STATED GOAL
Copy each line containing the word "万事达卡公司在亚洲的营收增长强劲万事达卡公司在亚洲的营收增长强劲" from the records that follow, please.

━━ PROVIDED DATA ━━

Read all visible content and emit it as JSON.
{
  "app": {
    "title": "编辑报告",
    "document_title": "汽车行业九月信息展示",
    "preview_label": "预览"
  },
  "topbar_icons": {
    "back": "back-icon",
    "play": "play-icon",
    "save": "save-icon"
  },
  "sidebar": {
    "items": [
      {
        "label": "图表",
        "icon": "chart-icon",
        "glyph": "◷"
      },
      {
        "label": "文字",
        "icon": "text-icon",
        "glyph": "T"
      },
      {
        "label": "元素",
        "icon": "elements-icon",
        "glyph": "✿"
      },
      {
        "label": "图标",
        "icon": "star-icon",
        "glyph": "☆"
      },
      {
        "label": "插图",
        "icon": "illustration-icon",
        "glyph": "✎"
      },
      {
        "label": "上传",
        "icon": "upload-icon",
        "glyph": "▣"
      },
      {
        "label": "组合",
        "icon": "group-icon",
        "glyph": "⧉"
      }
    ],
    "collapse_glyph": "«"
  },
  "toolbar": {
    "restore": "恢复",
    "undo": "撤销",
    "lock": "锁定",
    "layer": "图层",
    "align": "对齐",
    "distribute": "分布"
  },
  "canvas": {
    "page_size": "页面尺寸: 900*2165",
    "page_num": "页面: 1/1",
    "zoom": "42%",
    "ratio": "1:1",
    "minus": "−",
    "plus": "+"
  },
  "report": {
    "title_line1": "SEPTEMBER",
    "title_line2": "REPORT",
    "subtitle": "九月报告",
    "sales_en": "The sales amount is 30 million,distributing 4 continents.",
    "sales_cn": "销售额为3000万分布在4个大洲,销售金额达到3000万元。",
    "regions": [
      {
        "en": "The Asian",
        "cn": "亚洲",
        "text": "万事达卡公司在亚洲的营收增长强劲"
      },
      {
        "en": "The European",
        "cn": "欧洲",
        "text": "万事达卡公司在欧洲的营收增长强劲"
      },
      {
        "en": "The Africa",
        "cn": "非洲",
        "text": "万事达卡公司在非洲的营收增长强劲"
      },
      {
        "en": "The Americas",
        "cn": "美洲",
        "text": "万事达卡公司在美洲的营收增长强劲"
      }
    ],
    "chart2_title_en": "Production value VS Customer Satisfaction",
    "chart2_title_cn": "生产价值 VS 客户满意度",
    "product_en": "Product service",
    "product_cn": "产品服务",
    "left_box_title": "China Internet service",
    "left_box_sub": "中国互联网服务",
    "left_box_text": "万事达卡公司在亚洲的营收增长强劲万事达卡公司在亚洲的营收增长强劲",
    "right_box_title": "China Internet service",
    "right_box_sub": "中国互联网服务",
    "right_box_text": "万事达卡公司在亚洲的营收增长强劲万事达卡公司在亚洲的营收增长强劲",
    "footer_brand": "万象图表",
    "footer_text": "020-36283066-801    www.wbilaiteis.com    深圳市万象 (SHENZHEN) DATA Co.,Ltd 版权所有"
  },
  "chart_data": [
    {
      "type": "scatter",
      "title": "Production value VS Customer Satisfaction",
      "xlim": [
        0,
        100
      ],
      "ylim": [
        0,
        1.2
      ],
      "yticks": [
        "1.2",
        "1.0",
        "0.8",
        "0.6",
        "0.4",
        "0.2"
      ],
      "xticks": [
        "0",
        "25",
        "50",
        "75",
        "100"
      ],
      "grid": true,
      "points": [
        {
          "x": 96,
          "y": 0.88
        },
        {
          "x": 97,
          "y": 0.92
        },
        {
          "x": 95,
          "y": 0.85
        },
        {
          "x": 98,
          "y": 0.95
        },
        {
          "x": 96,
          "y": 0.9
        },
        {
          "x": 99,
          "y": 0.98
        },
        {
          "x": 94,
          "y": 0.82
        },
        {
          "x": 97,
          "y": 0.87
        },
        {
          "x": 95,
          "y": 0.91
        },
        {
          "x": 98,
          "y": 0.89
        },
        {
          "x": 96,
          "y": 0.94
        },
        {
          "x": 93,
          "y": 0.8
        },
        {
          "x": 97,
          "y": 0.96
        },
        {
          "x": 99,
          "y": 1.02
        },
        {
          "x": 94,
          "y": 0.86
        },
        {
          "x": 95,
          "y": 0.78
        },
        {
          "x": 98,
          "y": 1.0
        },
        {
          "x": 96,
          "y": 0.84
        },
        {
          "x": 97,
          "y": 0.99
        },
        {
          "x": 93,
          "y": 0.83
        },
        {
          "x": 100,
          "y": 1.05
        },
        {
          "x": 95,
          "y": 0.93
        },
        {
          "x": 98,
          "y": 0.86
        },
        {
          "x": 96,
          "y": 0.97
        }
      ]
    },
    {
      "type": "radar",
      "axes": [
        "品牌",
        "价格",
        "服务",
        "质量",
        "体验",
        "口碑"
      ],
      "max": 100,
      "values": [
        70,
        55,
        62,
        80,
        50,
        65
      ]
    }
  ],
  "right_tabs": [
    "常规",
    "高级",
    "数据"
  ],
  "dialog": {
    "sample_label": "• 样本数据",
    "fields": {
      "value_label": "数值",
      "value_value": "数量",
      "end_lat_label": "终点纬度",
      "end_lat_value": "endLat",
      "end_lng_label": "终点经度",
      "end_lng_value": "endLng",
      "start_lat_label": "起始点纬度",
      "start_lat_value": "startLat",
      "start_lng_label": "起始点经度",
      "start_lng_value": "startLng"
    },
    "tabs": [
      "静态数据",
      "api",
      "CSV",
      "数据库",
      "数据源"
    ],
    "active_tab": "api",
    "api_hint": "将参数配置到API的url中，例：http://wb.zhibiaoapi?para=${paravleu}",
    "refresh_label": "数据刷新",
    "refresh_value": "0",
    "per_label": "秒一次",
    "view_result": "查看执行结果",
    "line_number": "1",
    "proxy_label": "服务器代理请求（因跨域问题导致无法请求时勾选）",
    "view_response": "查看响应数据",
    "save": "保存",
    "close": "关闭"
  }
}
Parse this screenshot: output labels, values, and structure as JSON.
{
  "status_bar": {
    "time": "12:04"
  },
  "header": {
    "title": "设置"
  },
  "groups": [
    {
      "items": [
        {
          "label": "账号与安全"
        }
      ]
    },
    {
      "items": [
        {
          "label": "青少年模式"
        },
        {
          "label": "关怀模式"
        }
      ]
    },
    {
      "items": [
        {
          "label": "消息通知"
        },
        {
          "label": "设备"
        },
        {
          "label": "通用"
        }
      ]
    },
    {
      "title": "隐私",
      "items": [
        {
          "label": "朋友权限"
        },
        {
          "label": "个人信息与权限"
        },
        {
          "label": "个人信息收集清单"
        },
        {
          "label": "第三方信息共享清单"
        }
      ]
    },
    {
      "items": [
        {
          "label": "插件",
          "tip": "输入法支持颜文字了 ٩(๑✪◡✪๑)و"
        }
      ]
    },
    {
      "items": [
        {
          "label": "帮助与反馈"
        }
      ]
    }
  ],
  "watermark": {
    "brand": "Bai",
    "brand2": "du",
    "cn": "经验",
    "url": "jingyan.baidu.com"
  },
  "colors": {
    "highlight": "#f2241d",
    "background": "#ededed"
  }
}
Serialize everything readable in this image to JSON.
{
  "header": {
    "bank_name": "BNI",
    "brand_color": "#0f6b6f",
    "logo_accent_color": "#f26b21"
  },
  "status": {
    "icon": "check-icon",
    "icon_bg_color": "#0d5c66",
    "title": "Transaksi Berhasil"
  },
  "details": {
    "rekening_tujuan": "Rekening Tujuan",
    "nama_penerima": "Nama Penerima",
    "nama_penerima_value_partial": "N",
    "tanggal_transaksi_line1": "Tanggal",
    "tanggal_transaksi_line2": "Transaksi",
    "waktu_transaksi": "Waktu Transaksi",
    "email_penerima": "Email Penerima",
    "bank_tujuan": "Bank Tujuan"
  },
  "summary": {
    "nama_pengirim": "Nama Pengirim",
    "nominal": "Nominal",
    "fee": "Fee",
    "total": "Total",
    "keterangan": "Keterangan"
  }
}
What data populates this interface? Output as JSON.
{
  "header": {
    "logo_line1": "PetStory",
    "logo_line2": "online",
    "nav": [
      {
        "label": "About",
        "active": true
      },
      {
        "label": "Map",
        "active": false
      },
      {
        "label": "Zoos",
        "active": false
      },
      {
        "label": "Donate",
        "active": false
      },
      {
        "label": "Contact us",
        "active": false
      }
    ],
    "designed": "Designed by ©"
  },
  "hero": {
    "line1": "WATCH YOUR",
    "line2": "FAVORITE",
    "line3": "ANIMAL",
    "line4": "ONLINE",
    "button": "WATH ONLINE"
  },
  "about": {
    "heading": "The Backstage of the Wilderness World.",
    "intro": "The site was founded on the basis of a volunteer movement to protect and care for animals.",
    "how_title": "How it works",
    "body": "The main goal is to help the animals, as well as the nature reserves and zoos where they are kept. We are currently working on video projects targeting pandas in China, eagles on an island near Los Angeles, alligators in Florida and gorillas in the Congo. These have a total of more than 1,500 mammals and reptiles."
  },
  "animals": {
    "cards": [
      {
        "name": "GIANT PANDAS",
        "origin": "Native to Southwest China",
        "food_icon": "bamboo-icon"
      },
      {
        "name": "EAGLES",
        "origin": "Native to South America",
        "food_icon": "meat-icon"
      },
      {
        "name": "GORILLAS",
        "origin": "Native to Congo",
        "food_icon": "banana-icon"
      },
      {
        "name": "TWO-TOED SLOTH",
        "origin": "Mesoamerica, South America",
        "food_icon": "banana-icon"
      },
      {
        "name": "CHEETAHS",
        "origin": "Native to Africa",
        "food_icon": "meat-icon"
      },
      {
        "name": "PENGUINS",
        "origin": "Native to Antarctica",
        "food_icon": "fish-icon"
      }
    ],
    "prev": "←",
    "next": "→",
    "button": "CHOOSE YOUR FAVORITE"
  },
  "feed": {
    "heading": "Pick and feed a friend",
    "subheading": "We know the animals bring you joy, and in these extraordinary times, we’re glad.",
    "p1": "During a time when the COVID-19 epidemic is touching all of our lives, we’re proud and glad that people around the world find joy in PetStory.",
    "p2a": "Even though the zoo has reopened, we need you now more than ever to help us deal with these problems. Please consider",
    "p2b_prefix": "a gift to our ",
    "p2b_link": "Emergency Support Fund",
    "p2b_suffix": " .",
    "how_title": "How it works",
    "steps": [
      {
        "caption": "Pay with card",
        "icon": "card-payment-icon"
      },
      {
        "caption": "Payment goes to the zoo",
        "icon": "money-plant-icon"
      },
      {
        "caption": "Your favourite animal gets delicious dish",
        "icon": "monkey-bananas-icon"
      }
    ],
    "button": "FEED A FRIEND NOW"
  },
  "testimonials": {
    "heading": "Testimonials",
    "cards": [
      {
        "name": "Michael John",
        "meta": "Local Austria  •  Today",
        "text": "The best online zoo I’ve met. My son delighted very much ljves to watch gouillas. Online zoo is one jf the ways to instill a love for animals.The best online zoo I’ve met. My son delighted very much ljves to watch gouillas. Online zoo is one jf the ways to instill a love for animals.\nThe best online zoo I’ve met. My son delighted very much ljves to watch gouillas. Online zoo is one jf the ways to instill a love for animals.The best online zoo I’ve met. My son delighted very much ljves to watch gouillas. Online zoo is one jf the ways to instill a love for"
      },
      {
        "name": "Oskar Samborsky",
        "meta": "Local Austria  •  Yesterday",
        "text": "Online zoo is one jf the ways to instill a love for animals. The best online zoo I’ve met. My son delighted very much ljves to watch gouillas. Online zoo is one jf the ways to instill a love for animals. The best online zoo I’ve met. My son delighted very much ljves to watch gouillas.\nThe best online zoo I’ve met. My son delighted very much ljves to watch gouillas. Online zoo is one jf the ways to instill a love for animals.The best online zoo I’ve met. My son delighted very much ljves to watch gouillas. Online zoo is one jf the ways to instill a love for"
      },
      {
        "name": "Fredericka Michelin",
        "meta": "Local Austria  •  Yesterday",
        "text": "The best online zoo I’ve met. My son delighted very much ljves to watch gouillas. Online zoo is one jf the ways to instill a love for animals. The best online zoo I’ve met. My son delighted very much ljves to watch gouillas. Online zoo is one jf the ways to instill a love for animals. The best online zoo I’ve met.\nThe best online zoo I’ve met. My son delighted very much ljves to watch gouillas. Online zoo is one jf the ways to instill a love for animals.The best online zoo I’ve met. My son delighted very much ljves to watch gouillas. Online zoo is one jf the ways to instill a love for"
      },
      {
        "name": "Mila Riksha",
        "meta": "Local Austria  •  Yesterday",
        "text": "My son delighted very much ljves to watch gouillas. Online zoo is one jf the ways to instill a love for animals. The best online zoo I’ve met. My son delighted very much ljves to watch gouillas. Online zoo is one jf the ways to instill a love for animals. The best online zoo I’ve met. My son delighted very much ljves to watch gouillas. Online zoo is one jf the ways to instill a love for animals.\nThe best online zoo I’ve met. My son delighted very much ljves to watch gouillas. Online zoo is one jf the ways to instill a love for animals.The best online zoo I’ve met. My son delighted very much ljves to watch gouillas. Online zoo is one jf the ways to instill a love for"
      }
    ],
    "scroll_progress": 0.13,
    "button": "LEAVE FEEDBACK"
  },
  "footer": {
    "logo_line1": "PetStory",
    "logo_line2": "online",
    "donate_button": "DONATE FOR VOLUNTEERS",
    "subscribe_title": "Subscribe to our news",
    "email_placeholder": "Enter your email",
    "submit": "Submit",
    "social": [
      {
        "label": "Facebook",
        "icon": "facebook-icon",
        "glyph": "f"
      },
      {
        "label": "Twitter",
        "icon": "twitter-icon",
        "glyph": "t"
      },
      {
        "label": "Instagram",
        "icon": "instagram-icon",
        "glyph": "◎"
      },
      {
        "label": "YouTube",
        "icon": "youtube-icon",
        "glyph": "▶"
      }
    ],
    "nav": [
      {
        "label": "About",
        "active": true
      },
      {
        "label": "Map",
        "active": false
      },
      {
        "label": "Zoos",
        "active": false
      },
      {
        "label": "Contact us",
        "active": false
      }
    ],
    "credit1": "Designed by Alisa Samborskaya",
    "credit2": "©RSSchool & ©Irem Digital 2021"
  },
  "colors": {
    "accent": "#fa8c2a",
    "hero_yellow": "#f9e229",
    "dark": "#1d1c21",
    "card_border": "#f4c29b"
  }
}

━━━

RESULT OF THIS TASK
    "left_box_text": "万事达卡公司在亚洲的营收增长强劲万事达卡公司在亚洲的营收增长强劲",
    "right_box_text": "万事达卡公司在亚洲的营收增长强劲万事达卡公司在亚洲的营收增长强劲",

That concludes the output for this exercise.